| Material to process |
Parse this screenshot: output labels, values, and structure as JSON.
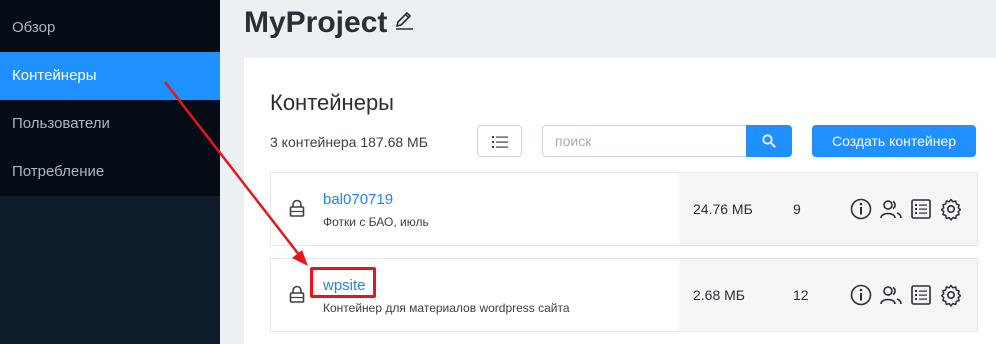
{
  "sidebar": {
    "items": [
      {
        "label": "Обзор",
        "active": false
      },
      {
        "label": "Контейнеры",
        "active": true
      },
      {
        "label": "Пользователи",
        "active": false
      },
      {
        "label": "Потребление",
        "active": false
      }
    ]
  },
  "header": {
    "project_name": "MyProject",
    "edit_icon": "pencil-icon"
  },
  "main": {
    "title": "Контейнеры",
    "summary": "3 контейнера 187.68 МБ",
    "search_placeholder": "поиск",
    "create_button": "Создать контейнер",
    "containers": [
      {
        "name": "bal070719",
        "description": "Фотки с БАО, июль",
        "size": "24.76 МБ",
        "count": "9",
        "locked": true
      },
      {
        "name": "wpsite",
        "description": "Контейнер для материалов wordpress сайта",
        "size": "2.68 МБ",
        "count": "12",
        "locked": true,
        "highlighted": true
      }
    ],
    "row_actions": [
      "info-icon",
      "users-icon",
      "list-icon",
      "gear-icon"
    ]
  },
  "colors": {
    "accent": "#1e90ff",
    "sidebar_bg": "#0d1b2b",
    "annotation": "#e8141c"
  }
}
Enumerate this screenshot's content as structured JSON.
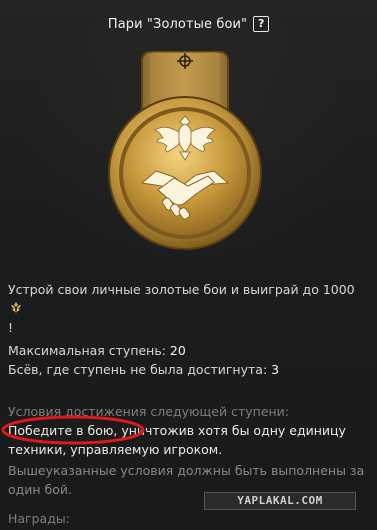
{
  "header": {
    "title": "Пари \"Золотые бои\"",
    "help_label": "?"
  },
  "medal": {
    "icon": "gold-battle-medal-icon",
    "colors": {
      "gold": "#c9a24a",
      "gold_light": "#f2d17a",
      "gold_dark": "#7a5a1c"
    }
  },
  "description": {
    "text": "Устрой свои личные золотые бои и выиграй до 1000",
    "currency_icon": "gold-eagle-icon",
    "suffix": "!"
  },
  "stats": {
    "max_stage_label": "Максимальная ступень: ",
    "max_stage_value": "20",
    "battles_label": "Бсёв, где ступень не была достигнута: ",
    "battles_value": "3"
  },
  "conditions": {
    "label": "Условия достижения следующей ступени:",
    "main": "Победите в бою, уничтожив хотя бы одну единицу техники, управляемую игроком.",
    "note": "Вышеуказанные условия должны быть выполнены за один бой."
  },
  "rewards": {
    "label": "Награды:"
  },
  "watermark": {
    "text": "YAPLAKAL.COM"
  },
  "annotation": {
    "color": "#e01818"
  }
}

| Written exercise |
Copy, from the material, each line that holds the string "description".

| Response to the exercise |
        "description": "Фотки с БАО, июль",
        "description": "Контейнер для материалов wordpress сайта",
  "description": {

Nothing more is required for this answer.